* BEGIN *

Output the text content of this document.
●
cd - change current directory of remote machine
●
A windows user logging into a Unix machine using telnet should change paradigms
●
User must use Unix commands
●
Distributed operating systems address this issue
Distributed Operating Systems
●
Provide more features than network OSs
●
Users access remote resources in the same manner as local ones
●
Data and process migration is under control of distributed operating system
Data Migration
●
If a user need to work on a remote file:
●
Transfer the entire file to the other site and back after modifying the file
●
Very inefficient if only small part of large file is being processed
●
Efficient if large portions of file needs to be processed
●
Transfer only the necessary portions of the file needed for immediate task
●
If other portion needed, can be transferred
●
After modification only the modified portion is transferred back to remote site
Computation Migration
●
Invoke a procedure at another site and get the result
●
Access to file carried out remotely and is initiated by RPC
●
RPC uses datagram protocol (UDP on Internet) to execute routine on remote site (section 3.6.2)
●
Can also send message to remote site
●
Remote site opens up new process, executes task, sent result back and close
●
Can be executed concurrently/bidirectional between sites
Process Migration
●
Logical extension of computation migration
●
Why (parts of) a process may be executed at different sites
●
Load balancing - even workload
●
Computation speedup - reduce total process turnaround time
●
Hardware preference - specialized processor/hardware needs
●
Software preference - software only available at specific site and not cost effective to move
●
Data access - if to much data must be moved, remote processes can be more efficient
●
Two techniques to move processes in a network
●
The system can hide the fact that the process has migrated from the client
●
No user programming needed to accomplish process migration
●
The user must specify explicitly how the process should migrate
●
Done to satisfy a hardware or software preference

* END *

> [Stated goal]
Reply with one number only: the count of lines in the entries that contain "Unix".

> [Solution to the problem]
2